→ Supplied material
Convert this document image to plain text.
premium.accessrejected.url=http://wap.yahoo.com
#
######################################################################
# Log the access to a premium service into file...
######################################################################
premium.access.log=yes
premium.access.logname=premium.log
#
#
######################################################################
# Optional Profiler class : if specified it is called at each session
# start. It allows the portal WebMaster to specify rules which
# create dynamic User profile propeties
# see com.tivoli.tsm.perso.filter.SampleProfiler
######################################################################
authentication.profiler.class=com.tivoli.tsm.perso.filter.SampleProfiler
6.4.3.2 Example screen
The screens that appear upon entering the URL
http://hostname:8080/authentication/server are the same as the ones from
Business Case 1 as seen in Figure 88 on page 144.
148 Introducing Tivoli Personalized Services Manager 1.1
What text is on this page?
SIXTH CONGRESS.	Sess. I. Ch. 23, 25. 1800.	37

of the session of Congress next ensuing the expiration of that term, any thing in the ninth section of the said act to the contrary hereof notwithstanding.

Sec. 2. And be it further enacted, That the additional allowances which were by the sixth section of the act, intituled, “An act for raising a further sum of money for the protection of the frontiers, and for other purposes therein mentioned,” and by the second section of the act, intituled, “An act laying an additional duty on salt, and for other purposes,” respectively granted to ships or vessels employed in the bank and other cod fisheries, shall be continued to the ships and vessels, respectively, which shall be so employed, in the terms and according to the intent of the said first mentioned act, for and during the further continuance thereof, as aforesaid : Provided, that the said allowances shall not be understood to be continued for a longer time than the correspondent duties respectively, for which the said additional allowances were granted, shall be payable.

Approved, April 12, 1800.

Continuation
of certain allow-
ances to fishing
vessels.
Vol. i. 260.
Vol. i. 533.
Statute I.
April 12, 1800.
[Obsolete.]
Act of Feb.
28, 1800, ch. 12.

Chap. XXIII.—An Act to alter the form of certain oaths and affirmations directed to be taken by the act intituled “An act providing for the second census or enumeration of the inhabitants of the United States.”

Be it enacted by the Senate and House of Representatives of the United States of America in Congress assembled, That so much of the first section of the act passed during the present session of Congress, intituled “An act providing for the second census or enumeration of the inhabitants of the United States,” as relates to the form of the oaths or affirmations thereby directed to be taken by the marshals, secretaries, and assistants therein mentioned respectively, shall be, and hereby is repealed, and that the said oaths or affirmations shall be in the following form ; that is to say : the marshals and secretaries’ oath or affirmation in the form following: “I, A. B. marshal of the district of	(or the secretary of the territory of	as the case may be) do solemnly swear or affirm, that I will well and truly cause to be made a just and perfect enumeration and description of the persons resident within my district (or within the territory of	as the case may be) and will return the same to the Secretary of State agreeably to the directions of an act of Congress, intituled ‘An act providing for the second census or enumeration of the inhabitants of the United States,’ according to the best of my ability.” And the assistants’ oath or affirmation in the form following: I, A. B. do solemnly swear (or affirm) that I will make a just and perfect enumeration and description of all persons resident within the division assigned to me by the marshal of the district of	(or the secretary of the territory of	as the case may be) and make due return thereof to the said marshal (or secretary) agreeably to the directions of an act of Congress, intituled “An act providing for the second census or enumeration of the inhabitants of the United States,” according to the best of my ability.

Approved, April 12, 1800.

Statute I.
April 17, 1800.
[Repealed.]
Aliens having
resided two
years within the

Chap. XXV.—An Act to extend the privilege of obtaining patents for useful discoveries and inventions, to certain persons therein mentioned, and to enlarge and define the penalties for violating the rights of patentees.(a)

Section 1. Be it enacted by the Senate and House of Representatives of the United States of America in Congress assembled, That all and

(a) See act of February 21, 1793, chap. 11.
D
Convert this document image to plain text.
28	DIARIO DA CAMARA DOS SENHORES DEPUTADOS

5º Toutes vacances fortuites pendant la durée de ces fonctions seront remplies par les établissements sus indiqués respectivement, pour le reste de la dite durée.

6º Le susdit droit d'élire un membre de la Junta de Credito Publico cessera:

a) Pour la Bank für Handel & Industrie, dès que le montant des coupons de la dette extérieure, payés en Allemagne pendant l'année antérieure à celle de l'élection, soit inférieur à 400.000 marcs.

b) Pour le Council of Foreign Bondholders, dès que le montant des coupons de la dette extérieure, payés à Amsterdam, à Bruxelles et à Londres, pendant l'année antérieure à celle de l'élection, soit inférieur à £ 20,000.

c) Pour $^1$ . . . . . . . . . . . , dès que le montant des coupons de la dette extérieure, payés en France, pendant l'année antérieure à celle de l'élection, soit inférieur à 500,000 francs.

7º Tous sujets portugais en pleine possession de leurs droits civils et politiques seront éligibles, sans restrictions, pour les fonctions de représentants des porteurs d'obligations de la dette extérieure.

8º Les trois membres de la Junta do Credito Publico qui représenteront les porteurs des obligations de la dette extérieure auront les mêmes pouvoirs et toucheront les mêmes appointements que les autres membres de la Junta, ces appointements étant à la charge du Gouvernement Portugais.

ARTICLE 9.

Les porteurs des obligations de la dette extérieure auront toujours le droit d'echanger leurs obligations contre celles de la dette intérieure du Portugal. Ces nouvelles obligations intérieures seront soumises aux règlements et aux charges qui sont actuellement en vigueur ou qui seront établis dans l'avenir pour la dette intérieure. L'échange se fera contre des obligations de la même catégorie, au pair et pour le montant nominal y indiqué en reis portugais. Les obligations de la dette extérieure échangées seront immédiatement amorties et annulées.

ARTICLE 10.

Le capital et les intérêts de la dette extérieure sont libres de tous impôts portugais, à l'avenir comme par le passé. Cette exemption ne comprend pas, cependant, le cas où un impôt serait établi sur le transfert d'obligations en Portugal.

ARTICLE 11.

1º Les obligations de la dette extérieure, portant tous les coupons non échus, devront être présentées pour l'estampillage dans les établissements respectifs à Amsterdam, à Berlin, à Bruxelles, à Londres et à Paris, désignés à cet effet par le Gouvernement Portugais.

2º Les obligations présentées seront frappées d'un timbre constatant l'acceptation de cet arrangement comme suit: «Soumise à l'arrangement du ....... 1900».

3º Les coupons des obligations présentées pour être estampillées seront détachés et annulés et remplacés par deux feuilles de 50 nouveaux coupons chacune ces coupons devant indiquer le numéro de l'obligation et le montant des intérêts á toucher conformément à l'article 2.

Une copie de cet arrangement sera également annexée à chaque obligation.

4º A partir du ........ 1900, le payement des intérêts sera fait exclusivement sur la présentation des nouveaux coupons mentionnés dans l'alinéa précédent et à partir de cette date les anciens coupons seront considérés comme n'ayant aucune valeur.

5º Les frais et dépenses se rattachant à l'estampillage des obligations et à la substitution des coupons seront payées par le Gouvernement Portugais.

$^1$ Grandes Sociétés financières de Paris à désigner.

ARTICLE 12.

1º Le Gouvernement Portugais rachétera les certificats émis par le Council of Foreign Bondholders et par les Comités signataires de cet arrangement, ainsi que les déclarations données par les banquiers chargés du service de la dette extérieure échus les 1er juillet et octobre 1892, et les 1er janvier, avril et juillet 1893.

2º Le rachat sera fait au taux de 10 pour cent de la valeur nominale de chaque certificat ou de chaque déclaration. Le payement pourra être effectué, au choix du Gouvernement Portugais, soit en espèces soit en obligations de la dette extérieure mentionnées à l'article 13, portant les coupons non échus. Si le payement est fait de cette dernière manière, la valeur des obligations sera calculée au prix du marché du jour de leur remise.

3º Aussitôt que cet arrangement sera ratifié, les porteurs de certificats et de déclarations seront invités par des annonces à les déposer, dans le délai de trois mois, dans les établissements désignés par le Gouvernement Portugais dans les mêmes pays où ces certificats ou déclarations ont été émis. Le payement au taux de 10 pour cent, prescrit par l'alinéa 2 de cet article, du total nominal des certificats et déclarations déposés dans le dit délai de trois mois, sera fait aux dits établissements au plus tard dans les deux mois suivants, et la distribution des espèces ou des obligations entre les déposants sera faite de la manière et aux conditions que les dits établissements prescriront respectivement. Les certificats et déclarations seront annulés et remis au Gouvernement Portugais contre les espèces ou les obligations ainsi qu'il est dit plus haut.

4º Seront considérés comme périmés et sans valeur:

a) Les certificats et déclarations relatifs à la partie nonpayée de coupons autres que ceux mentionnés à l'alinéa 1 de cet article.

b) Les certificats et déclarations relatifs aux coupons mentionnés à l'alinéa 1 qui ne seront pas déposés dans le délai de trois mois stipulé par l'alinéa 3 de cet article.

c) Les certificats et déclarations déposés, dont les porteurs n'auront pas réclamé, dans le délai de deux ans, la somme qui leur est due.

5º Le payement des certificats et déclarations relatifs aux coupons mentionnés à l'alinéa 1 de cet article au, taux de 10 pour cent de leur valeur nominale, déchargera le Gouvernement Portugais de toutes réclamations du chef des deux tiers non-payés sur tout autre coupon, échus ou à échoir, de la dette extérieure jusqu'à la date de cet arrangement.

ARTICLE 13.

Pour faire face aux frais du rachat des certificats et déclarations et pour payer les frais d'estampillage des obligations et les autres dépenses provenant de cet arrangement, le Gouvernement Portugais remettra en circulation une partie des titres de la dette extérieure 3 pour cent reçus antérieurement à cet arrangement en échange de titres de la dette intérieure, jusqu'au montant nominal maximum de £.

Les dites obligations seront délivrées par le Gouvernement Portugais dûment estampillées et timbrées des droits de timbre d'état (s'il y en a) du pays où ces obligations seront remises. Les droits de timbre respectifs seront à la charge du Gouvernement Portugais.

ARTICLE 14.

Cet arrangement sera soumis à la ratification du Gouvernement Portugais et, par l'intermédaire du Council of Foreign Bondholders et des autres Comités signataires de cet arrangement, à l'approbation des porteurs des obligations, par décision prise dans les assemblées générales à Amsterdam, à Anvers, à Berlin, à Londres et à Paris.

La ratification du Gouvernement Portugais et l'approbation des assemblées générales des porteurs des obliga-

→ Given instruction
Search the records for the word "soit", then list every line that has it.

→ Solution for this task
a) Pour la Bank für Handel & Industrie, dès que le montant des coupons de la dette extérieure, payés en Allemagne pendant l'année antérieure à celle de l'élection, soit inférieur à 400.000 marcs.
b) Pour le Council of Foreign Bondholders, dès que le montant des coupons de la dette extérieure, payés à Amsterdam, à Bruxelles et à Londres, pendant l'année antérieure à celle de l'élection, soit inférieur à £ 20,000.
c) Pour $^1$ . . . . . . . . . . . , dès que le montant des coupons de la dette extérieure, payés en France, pendant l'année antérieure à celle de l'élection, soit inférieur à 500,000 francs.
2º Le rachat sera fait au taux de 10 pour cent de la valeur nominale de chaque certificat ou de chaque déclaration. Le payement pourra être effectué, au choix du Gouvernement Portugais, soit en espèces soit en obligations de la dette extérieure mentionnées à l'article 13, portant les coupons non échus. Si le payement est fait de cette dernière manière, la valeur des obligations sera calculée au prix du marché du jour de leur remise.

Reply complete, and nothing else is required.